>> START

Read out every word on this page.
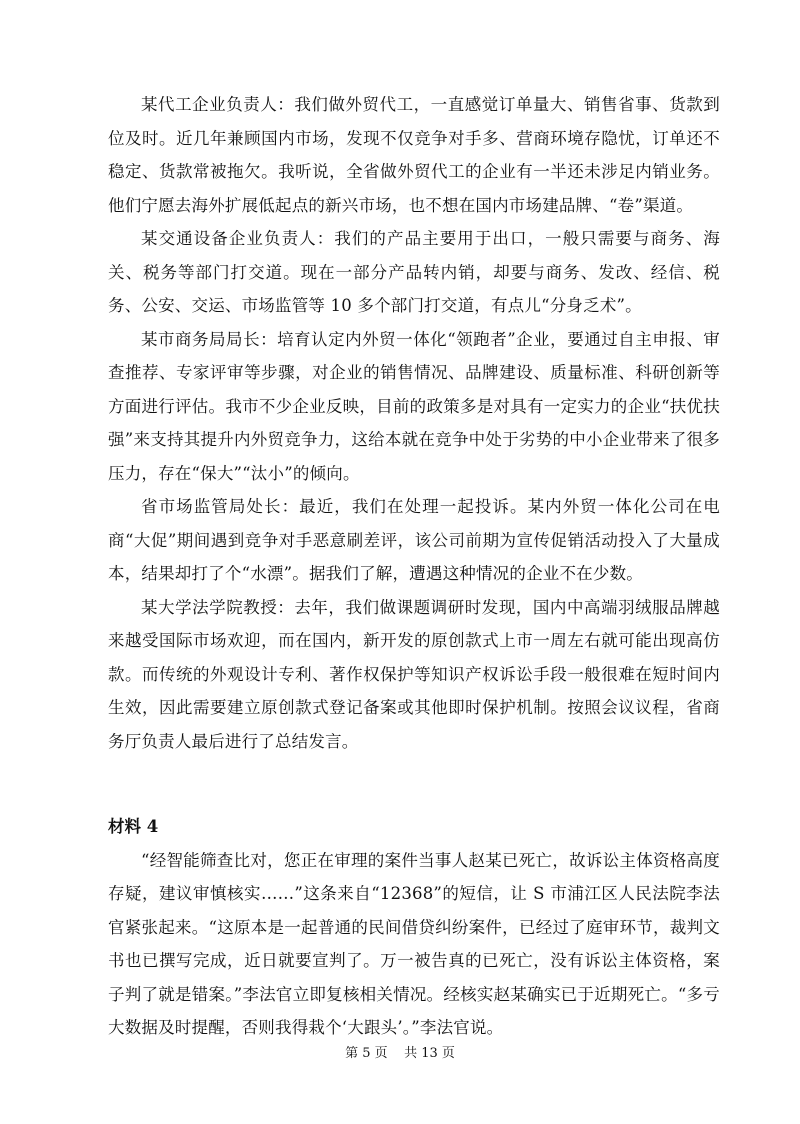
某代工企业负责人：我们做外贸代工，一直感觉订单量大、销售省事、货款到位及时。近几年兼顾国内市场，发现不仅竞争对手多、营商环境存隐忧，订单还不稳定、货款常被拖欠。我听说，全省做外贸代工的企业有一半还未涉足内销业务。他们宁愿去海外扩展低起点的新兴市场，也不想在国内市场建品牌、“卷”渠道。

某交通设备企业负责人：我们的产品主要用于出口，一般只需要与商务、海关、税务等部门打交道。现在一部分产品转内销，却要与商务、发改、经信、税务、公安、交运、市场监管等 10 多个部门打交道，有点儿“分身乏术”。

某市商务局局长：培育认定内外贸一体化“领跑者”企业，要通过自主申报、审查推荐、专家评审等步骤，对企业的销售情况、品牌建设、质量标准、科研创新等方面进行评估。我市不少企业反映，目前的政策多是对具有一定实力的企业“扶优扶强”来支持其提升内外贸竞争力，这给本就在竞争中处于劣势的中小企业带来了很多压力，存在“保大”“汰小”的倾向。

省市场监管局处长：最近，我们在处理一起投诉。某内外贸一体化公司在电商“大促”期间遇到竞争对手恶意刷差评，该公司前期为宣传促销活动投入了大量成本，结果却打了个“水漂”。据我们了解，遭遇这种情况的企业不在少数。

某大学法学院教授：去年，我们做课题调研时发现，国内中高端羽绒服品牌越来越受国际市场欢迎，而在国内，新开发的原创款式上市一周左右就可能出现高仿款。而传统的外观设计专利、著作权保护等知识产权诉讼手段一般很难在短时间内生效，因此需要建立原创款式登记备案或其他即时保护机制。按照会议议程，省商务厅负责人最后进行了总结发言。

材料 4

“经智能筛查比对，您正在审理的案件当事人赵某已死亡，故诉讼主体资格高度存疑，建议审慎核实……”这条来自“12368”的短信，让 S 市浦江区人民法院李法官紧张起来。“这原本是一起普通的民间借贷纠纷案件，已经过了庭审环节，裁判文书也已撰写完成，近日就要宣判了。万一被告真的已死亡，没有诉讼主体资格，案子判了就是错案。”李法官立即复核相关情况。经核实赵某确实已于近期死亡。“多亏大数据及时提醒，否则我得栽个‘大跟头’。”李法官说。

第 5 页    共 13 页
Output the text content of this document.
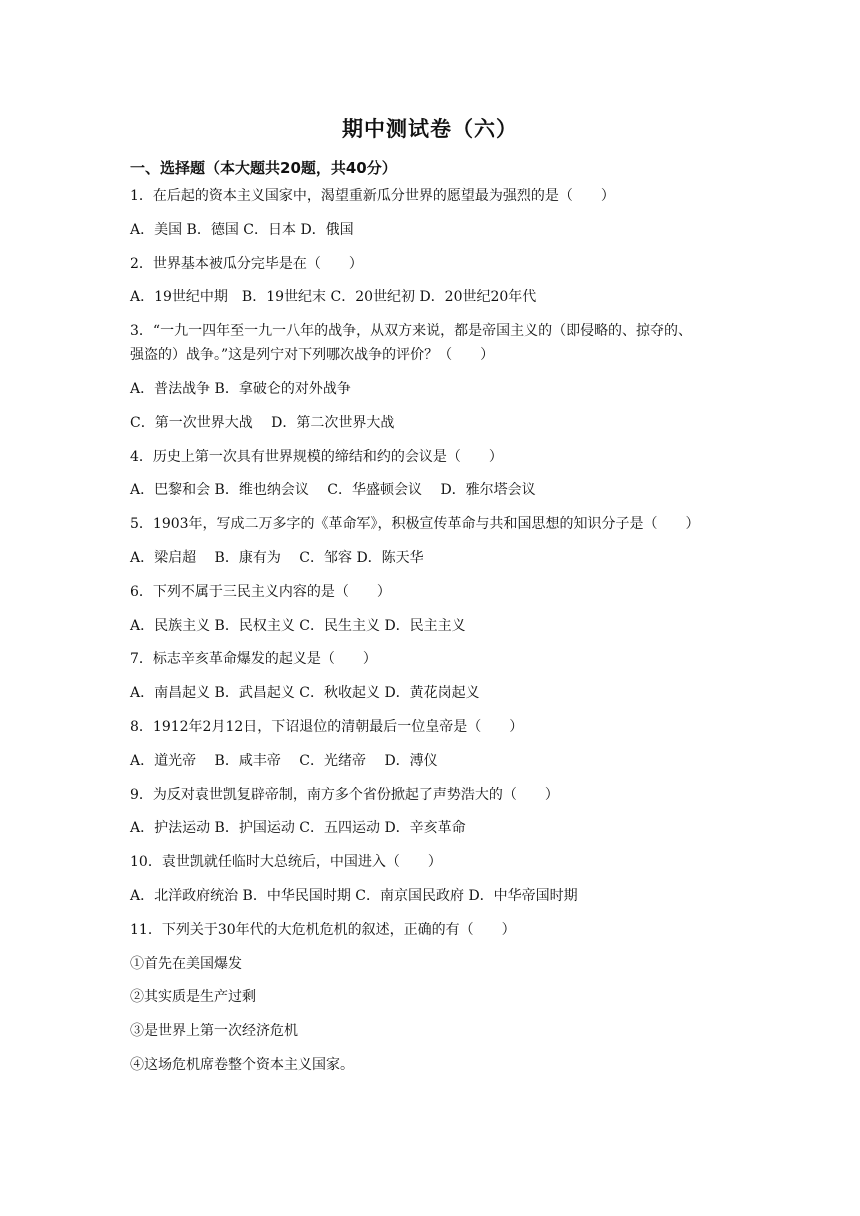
期中测试卷（六）
一、选择题（本大题共20题，共40分）
1．在后起的资本主义国家中，渴望重新瓜分世界的愿望最为强烈的是（　　）
A．美国 B．德国 C．日本 D．俄国
2．世界基本被瓜分完毕是在（　　）
A．19世纪中期　B．19世纪末 C．20世纪初 D．20世纪20年代
3．“一九一四年至一九一八年的战争，从双方来说，都是帝国主义的（即侵略的、掠夺的、
强盗的）战争。”这是列宁对下列哪次战争的评价？（　　）
A．普法战争 B．拿破仑的对外战争
C．第一次世界大战　 D．第二次世界大战
4．历史上第一次具有世界规模的缔结和约的会议是（　　）
A．巴黎和会 B．维也纳会议　 C．华盛顿会议　 D．雅尔塔会议
5．1903年，写成二万多字的《革命军》，积极宣传革命与共和国思想的知识分子是（　　）
A．梁启超　 B．康有为　 C．邹容 D．陈天华
6．下列不属于三民主义内容的是（　　）
A．民族主义 B．民权主义 C．民生主义 D．民主主义
7．标志辛亥革命爆发的起义是（　　）
A．南昌起义 B．武昌起义 C．秋收起义 D．黄花岗起义
8．1912年2月12日，下诏退位的清朝最后一位皇帝是（　　）
A．道光帝　 B．咸丰帝　 C．光绪帝　 D．溥仪
9．为反对袁世凯复辟帝制，南方多个省份掀起了声势浩大的（　　）
A．护法运动 B．护国运动 C．五四运动 D．辛亥革命
10．袁世凯就任临时大总统后，中国进入（　　）
A．北洋政府统治 B．中华民国时期 C．南京国民政府 D．中华帝国时期
11．下列关于30年代的大危机危机的叙述，正确的有（　　）
①首先在美国爆发
②其实质是生产过剩
③是世界上第一次经济危机
④这场危机席卷整个资本主义国家。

>> END

### Challenge
Find each line holding the word "this" and copy it.

### Task response
Read out every word on this page.
Output the text content of this document.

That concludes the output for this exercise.